--- Do this ---
Gather up all lines that carry the word "学生读图回答".

--- Data records ---
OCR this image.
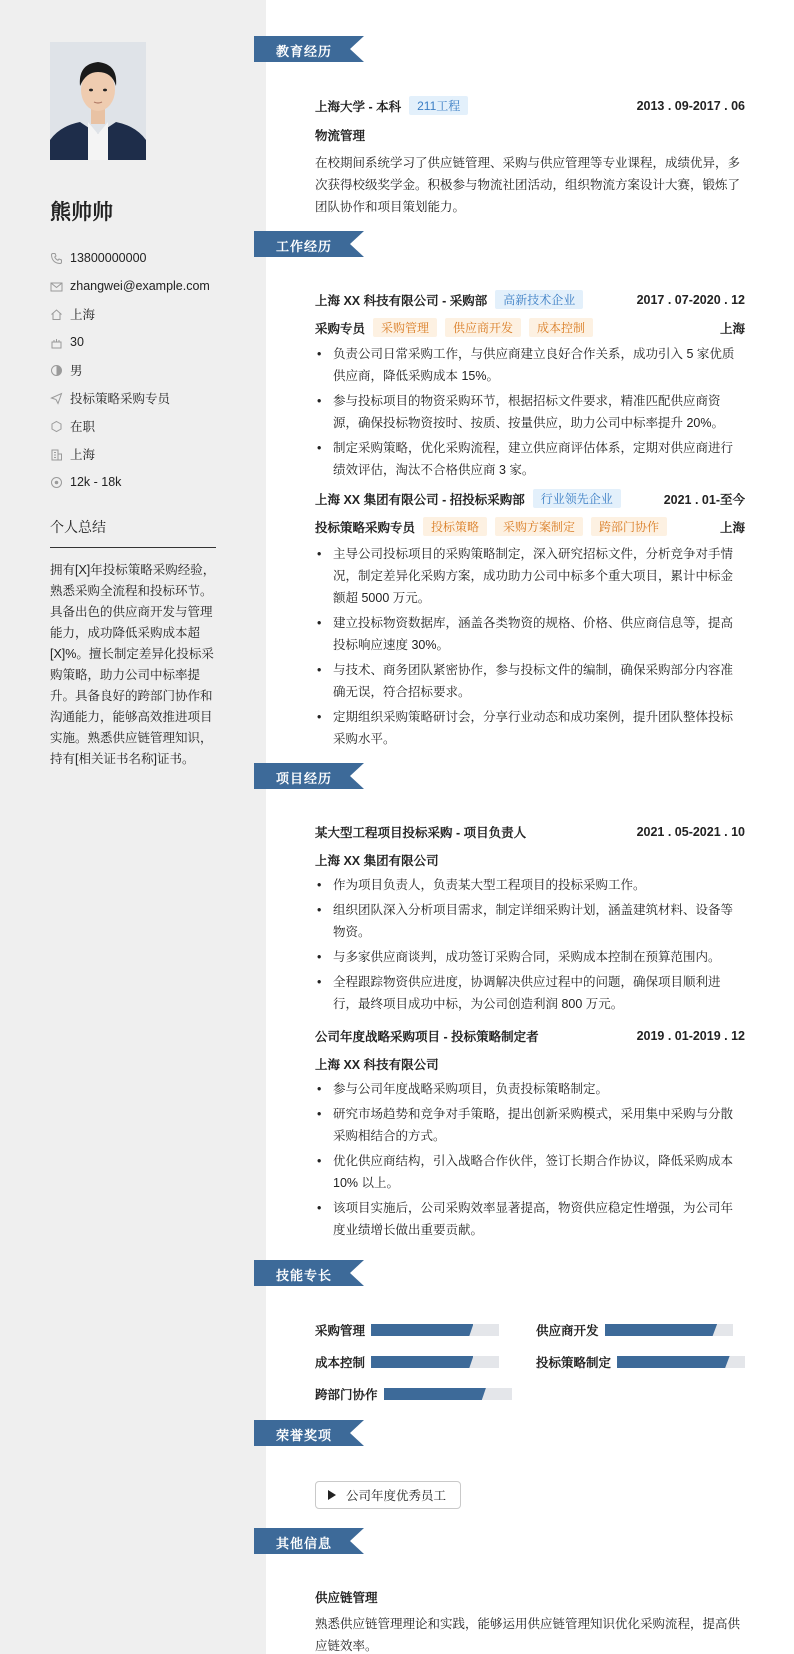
熊帅帅
13800000000
zhangwei@example.com
上海
30
男
投标策略采购专员
在职
上海
12k - 18k
个人总结
拥有[X]年投标策略采购经验，熟悉采购全流程和投标环节。具备出色的供应商开发与管理能力，成功降低采购成本超[X]%。擅长制定差异化投标采购策略，助力公司中标率提升。具备良好的跨部门协作和沟通能力，能够高效推进项目实施。熟悉供应链管理知识，持有[相关证书名称]证书。
教育经历
工作经历
项目经历
技能专长
荣誉奖项
其他信息
上海大学 - 本科	211工程	2013 . 09-2017 . 06
物流管理
在校期间系统学习了供应链管理、采购与供应管理等专业课程，成绩优异，多次获得校级奖学金。积极参与物流社团活动，组织物流方案设计大赛，锻炼了团队协作和项目策划能力。
上海 XX 科技有限公司 - 采购部	高新技术企业	2017 . 07-2020 . 12
采购专员	采购管理	供应商开发	成本控制	上海
• 负责公司日常采购工作，与供应商建立良好合作关系，成功引入 5 家优质供应商，降低采购成本 15%。
• 参与投标项目的物资采购环节，根据招标文件要求，精准匹配供应商资源，确保投标物资按时、按质、按量供应，助力公司中标率提升 20%。
• 制定采购策略，优化采购流程，建立供应商评估体系，定期对供应商进行绩效评估，淘汰不合格供应商 3 家。
上海 XX 集团有限公司 - 招投标采购部	行业领先企业	2021 . 01-至今
投标策略采购专员	投标策略	采购方案制定	跨部门协作	上海
• 主导公司投标项目的采购策略制定，深入研究招标文件，分析竞争对手情况，制定差异化采购方案，成功助力公司中标多个重大项目，累计中标金额超 5000 万元。
• 建立投标物资数据库，涵盖各类物资的规格、价格、供应商信息等，提高投标响应速度 30%。
• 与技术、商务团队紧密协作，参与投标文件的编制，确保采购部分内容准确无误，符合招标要求。
• 定期组织采购策略研讨会，分享行业动态和成功案例，提升团队整体投标采购水平。
某大型工程项目投标采购 - 项目负责人	2021 . 05-2021 . 10
上海 XX 集团有限公司
• 作为项目负责人，负责某大型工程项目的投标采购工作。
• 组织团队深入分析项目需求，制定详细采购计划，涵盖建筑材料、设备等物资。
• 与多家供应商谈判，成功签订采购合同，采购成本控制在预算范围内。
• 全程跟踪物资供应进度，协调解决供应过程中的问题，确保项目顺利进行，最终项目成功中标，为公司创造利润 800 万元。
公司年度战略采购项目 - 投标策略制定者	2019 . 01-2019 . 12
上海 XX 科技有限公司
• 参与公司年度战略采购项目，负责投标策略制定。
• 研究市场趋势和竞争对手策略，提出创新采购模式，采用集中采购与分散采购相结合的方式。
• 优化供应商结构，引入战略合作伙伴，签订长期合作协议，降低采购成本 10% 以上。
• 该项目实施后，公司采购效率显著提高，物资供应稳定性增强，为公司年度业绩增长做出重要贡献。
采购管理	供应商开发
成本控制	投标策略制定
跨部门协作
公司年度优秀员工
供应链管理
熟悉供应链管理理论和实践，能够运用供应链管理知识优化采购流程，提高供应链效率。
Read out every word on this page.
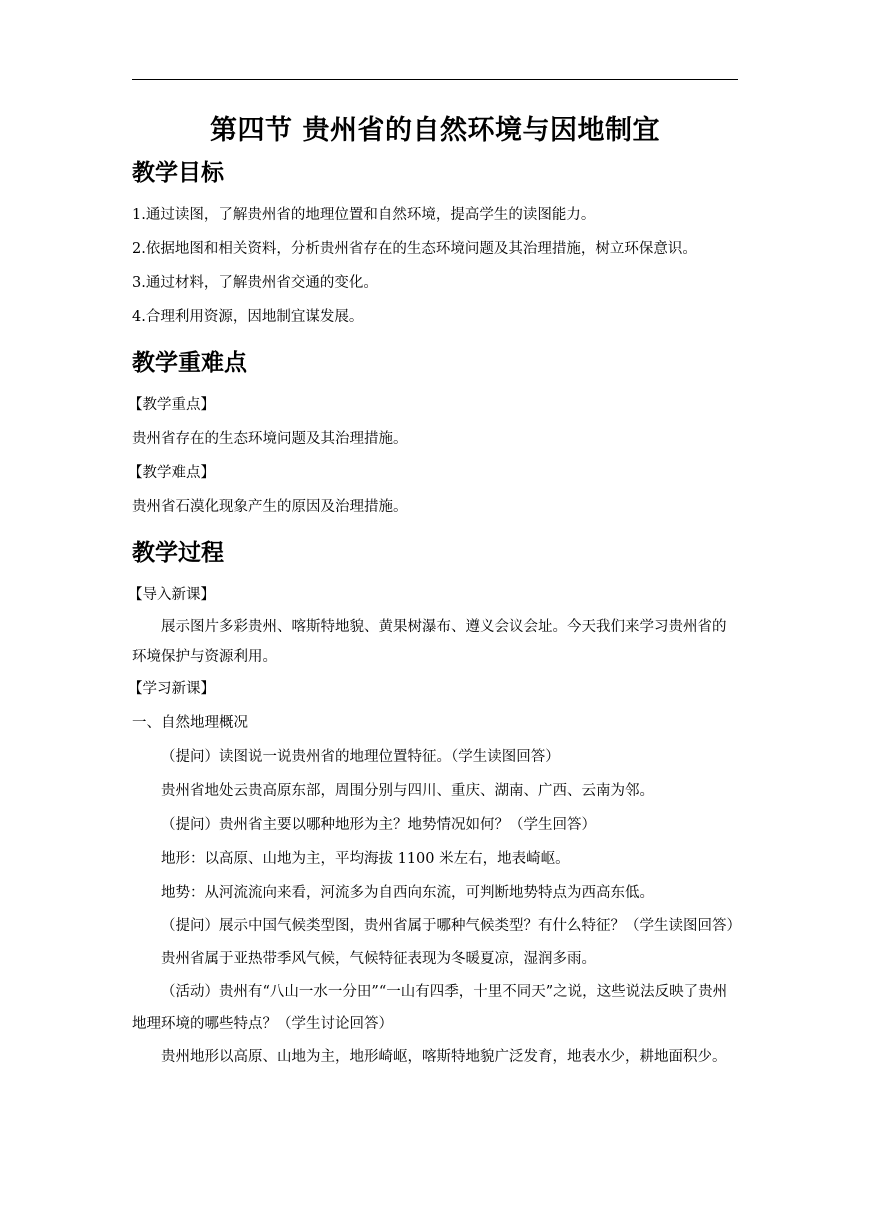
第四节 贵州省的自然环境与因地制宜
教学目标

1.通过读图，了解贵州省的地理位置和自然环境，提高学生的读图能力。

2.依据地图和相关资料，分析贵州省存在的生态环境问题及其治理措施，树立环保意识。

3.通过材料，了解贵州省交通的变化。

4.合理利用资源，因地制宜谋发展。

教学重难点

【教学重点】

贵州省存在的生态环境问题及其治理措施。

【教学难点】

贵州省石漠化现象产生的原因及治理措施。

教学过程

【导入新课】

展示图片多彩贵州、喀斯特地貌、黄果树瀑布、遵义会议会址。今天我们来学习贵州省的环境保护与资源利用。

【学习新课】

一、自然地理概况

（提问）读图说一说贵州省的地理位置特征。（学生读图回答）

贵州省地处云贵高原东部，周围分别与四川、重庆、湖南、广西、云南为邻。

（提问）贵州省主要以哪种地形为主？地势情况如何？（学生回答）

地形：以高原、山地为主，平均海拔 1100 米左右，地表崎岖。

地势：从河流流向来看，河流多为自西向东流，可判断地势特点为西高东低。

（提问）展示中国气候类型图，贵州省属于哪种气候类型？有什么特征？（学生读图回答）

贵州省属于亚热带季风气候，气候特征表现为冬暖夏凉，湿润多雨。

（活动）贵州有“八山一水一分田”“一山有四季，十里不同天”之说，这些说法反映了贵州地理环境的哪些特点？（学生讨论回答）

贵州地形以高原、山地为主，地形崎岖，喀斯特地貌广泛发育，地表水少，耕地面积少。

--- Reply to the exercise ---
（提问）读图说一说贵州省的地理位置特征。（学生读图回答）
（提问）展示中国气候类型图，贵州省属于哪种气候类型？有什么特征？（学生读图回答）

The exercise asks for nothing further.